*The problem*
Output the full listing word for word.

Rows from a dataset:
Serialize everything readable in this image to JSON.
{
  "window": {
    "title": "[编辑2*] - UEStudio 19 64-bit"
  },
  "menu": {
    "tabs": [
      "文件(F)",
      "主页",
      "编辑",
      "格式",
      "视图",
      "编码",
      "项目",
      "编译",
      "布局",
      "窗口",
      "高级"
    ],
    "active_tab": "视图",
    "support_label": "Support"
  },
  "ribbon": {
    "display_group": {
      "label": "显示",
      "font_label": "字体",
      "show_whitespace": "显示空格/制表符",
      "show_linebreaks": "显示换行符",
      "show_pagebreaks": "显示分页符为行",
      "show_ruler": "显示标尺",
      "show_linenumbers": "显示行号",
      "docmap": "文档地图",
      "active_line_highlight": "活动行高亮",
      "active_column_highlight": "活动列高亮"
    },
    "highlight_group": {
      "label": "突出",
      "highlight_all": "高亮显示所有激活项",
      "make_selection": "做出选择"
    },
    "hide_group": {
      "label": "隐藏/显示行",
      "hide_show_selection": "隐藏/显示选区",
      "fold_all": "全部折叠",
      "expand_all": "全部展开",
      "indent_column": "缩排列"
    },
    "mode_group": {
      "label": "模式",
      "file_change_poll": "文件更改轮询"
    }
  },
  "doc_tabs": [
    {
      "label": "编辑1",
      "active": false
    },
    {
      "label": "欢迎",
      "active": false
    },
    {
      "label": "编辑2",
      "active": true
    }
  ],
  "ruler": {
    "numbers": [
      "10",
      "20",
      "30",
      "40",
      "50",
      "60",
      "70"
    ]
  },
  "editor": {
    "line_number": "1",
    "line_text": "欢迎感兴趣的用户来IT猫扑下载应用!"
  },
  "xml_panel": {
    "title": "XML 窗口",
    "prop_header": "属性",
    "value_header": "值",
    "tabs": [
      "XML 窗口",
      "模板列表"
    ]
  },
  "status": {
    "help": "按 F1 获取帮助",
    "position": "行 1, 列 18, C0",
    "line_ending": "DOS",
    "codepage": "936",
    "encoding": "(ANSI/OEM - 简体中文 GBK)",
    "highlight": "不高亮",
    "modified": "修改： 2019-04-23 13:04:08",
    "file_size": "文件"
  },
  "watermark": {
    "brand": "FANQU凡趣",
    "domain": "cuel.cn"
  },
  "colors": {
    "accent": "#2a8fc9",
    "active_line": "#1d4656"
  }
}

*Solved exercise*
Serialize everything readable in this image to JSON.
{
  "window": {
    "title": "[编辑2*] - UEStudio 19 64-bit"
  },
  "menu": {
    "tabs": [
      "文件(F)",
      "主页",
      "编辑",
      "格式",
      "视图",
      "编码",
      "项目",
      "编译",
      "布局",
      "窗口",
      "高级"
    ],
    "active_tab": "视图",
    "support_label": "Support"
  },
  "ribbon": {
    "display_group": {
      "label": "显示",
      "font_label": "字体",
      "show_whitespace": "显示空格/制表符",
      "show_linebreaks": "显示换行符",
      "show_pagebreaks": "显示分页符为行",
      "show_ruler": "显示标尺",
      "show_linenumbers": "显示行号",
      "docmap": "文档地图",
      "active_line_highlight": "活动行高亮",
      "active_column_highlight": "活动列高亮"
    },
    "highlight_group": {
      "label": "突出",
      "highlight_all": "高亮显示所有激活项",
      "make_selection": "做出选择"
    },
    "hide_group": {
      "label": "隐藏/显示行",
      "hide_show_selection": "隐藏/显示选区",
      "fold_all": "全部折叠",
      "expand_all": "全部展开",
      "indent_column": "缩排列"
    },
    "mode_group": {
      "label": "模式",
      "file_change_poll": "文件更改轮询"
    }
  },
  "doc_tabs": [
    {
      "label": "编辑1",
      "active": false
    },
    {
      "label": "欢迎",
      "active": false
    },
    {
      "label": "编辑2",
      "active": true
    }
  ],
  "ruler": {
    "numbers": [
      "10",
      "20",
      "30",
      "40",
      "50",
      "60",
      "70"
    ]
  },
  "editor": {
    "line_number": "1",
    "line_text": "欢迎感兴趣的用户来IT猫扑下载应用!"
  },
  "xml_panel": {
    "title": "XML 窗口",
    "prop_header": "属性",
    "value_header": "值",
    "tabs": [
      "XML 窗口",
      "模板列表"
    ]
  },
  "status": {
    "help": "按 F1 获取帮助",
    "position": "行 1, 列 18, C0",
    "line_ending": "DOS",
    "codepage": "936",
    "encoding": "(ANSI/OEM - 简体中文 GBK)",
    "highlight": "不高亮",
    "modified": "修改： 2019-04-23 13:04:08",
    "file_size": "文件"
  },
  "watermark": {
    "brand": "FANQU凡趣",
    "domain": "cuel.cn"
  },
  "colors": {
    "accent": "#2a8fc9",
    "active_line": "#1d4656"
  }
}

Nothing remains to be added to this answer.